> _WORK TO COMPLETE_: Repeat the entire listing exactly as written.
═══ ENTRIES PROVIDED ═══
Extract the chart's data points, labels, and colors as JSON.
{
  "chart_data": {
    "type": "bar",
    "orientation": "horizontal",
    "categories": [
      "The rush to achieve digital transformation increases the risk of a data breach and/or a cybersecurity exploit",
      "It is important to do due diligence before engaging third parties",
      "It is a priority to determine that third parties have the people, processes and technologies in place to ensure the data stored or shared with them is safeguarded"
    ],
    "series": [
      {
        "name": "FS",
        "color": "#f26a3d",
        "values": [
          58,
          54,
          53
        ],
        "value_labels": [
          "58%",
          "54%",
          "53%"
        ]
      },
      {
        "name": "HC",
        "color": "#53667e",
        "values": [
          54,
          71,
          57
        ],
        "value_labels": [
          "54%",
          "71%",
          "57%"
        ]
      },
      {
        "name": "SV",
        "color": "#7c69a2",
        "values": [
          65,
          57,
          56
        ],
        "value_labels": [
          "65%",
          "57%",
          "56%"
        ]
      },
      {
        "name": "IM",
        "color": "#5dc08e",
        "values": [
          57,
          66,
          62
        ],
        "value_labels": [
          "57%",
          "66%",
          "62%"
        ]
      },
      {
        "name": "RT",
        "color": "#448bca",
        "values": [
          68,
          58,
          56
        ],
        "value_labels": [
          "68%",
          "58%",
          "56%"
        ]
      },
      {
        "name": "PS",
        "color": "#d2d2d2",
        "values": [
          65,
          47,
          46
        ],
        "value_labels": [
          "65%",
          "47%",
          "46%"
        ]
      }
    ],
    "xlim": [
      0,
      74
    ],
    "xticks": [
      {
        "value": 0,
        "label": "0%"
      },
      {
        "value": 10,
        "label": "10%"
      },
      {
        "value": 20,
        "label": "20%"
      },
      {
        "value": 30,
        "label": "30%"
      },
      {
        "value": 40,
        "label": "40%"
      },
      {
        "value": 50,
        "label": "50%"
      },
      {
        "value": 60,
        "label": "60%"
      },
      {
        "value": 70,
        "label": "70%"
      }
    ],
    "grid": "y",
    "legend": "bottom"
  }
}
═══
> _ANSWER TO THE PROBLEM_:
Extract the chart's data points, labels, and colors as JSON.
{
  "chart_data": {
    "type": "bar",
    "orientation": "horizontal",
    "categories": [
      "The rush to achieve digital transformation increases the risk of a data breach and/or a cybersecurity exploit",
      "It is important to do due diligence before engaging third parties",
      "It is a priority to determine that third parties have the people, processes and technologies in place to ensure the data stored or shared with them is safeguarded"
    ],
    "series": [
      {
        "name": "FS",
        "color": "#f26a3d",
        "values": [
          58,
          54,
          53
        ],
        "value_labels": [
          "58%",
          "54%",
          "53%"
        ]
      },
      {
        "name": "HC",
        "color": "#53667e",
        "values": [
          54,
          71,
          57
        ],
        "value_labels": [
          "54%",
          "71%",
          "57%"
        ]
      },
      {
        "name": "SV",
        "color": "#7c69a2",
        "values": [
          65,
          57,
          56
        ],
        "value_labels": [
          "65%",
          "57%",
          "56%"
        ]
      },
      {
        "name": "IM",
        "color": "#5dc08e",
        "values": [
          57,
          66,
          62
        ],
        "value_labels": [
          "57%",
          "66%",
          "62%"
        ]
      },
      {
        "name": "RT",
        "color": "#448bca",
        "values": [
          68,
          58,
          56
        ],
        "value_labels": [
          "68%",
          "58%",
          "56%"
        ]
      },
      {
        "name": "PS",
        "color": "#d2d2d2",
        "values": [
          65,
          47,
          46
        ],
        "value_labels": [
          "65%",
          "47%",
          "46%"
        ]
      }
    ],
    "xlim": [
      0,
      74
    ],
    "xticks": [
      {
        "value": 0,
        "label": "0%"
      },
      {
        "value": 10,
        "label": "10%"
      },
      {
        "value": 20,
        "label": "20%"
      },
      {
        "value": 30,
        "label": "30%"
      },
      {
        "value": 40,
        "label": "40%"
      },
      {
        "value": 50,
        "label": "50%"
      },
      {
        "value": 60,
        "label": "60%"
      },
      {
        "value": 70,
        "label": "70%"
      }
    ],
    "grid": "y",
    "legend": "bottom"
  }
}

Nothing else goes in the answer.